### EXERCISE DETAILS
Using the records provided below, locate and copy each line that contains the word "有利于学生对知识的串联".

### Recorded data
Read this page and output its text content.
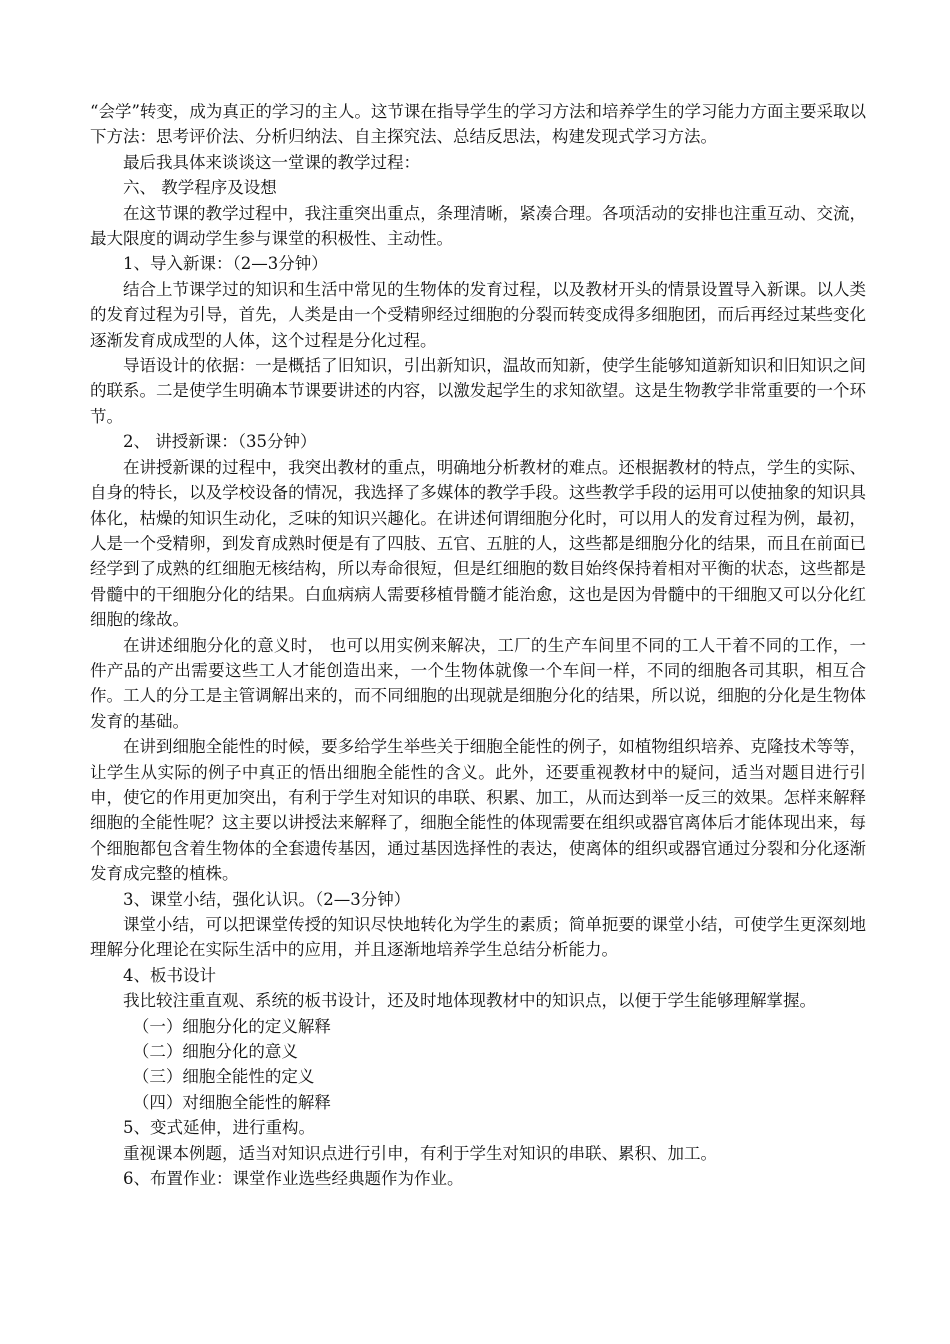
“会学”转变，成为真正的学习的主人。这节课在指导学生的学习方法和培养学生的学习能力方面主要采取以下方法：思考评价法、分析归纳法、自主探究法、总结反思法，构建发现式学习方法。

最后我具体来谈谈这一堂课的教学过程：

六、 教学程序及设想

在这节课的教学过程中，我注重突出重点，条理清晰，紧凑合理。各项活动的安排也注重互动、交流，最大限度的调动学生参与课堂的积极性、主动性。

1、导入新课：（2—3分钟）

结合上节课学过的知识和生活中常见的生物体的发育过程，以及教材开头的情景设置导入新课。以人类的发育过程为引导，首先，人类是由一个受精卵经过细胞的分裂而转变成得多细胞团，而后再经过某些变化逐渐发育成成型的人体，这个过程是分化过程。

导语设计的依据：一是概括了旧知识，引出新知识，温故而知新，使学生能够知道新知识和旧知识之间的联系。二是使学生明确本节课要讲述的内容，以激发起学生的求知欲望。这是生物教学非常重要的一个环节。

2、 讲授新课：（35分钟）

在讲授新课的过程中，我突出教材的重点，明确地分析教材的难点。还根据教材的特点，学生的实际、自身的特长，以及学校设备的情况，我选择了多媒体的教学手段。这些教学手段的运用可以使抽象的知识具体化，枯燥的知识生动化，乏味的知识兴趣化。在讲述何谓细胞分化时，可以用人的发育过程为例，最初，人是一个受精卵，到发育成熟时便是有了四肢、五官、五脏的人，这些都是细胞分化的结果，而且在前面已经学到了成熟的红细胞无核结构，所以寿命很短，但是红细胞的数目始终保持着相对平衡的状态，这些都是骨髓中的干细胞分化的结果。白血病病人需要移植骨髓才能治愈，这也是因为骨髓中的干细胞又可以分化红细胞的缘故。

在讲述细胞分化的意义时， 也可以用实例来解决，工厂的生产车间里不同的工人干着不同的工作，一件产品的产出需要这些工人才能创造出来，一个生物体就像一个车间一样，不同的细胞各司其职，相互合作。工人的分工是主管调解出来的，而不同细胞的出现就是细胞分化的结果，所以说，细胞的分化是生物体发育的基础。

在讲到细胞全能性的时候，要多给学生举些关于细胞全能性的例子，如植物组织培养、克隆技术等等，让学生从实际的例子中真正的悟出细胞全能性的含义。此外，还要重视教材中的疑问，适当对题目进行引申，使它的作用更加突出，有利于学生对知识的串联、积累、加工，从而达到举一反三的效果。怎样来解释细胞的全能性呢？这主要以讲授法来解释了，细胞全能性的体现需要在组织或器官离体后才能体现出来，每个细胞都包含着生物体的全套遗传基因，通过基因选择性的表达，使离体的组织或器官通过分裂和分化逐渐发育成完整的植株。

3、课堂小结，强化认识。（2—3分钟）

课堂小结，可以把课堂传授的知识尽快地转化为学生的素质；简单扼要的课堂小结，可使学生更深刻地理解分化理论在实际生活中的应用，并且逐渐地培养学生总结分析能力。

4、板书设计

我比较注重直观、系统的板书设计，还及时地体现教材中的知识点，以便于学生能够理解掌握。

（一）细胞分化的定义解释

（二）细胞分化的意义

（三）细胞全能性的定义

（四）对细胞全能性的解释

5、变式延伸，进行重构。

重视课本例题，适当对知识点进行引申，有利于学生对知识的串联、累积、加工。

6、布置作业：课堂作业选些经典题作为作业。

### SOLUTION FOR THIS PROBLEM
在讲到细胞全能性的时候，要多给学生举些关于细胞全能性的例子，如植物组织培养、克隆技术等等，让学生从实际的例子中真正的悟出细胞全能性的含义。此外，还要重视教材中的疑问，适当对题目进行引申，使它的作用更加突出，有利于学生对知识的串联、积累、加工，从而达到举一反三的效果。怎样来解释细胞的全能性呢？这主要以讲授法来解释了，细胞全能性的体现需要在组织或器官离体后才能体现出来，每个细胞都包含着生物体的全套遗传基因，通过基因选择性的表达，使离体的组织或器官通过分裂和分化逐渐发育成完整的植株。
重视课本例题，适当对知识点进行引申，有利于学生对知识的串联、累积、加工。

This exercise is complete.